**Written request:** Retype the full set of records. Keep every character identical.

**Information given:**
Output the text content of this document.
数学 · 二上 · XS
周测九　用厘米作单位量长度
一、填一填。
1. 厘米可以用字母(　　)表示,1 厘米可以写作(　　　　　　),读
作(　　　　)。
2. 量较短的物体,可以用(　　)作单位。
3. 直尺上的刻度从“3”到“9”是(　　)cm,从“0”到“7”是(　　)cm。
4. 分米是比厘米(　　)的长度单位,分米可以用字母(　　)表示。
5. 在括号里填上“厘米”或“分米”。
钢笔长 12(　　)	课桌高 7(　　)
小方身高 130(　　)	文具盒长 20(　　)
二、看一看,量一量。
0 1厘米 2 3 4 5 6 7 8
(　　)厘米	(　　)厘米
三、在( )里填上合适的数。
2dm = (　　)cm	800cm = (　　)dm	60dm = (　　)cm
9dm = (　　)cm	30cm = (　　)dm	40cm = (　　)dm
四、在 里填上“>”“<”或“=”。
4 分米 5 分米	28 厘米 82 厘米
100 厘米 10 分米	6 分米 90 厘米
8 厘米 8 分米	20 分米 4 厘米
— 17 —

**The result:**
Output the text content of this document.
数学 · 二上 · XS
周测九　用厘米作单位量长度
一、填一填。
1. 厘米可以用字母(　　)表示,1 厘米可以写作(　　　　　　),读
作(　　　　)。
2. 量较短的物体,可以用(　　)作单位。
3. 直尺上的刻度从“3”到“9”是(　　)cm,从“0”到“7”是(　　)cm。
4. 分米是比厘米(　　)的长度单位,分米可以用字母(　　)表示。
5. 在括号里填上“厘米”或“分米”。
钢笔长 12(　　)	课桌高 7(　　)
小方身高 130(　　)	文具盒长 20(　　)
二、看一看,量一量。
0 1厘米 2 3 4 5 6 7 8
(　　)厘米	(　　)厘米
三、在( )里填上合适的数。
2dm = (　　)cm	800cm = (　　)dm	60dm = (　　)cm
9dm = (　　)cm	30cm = (　　)dm	40cm = (　　)dm
四、在 里填上“>”“<”或“=”。
4 分米 5 分米	28 厘米 82 厘米
100 厘米 10 分米	6 分米 90 厘米
8 厘米 8 分米	20 分米 4 厘米
— 17 —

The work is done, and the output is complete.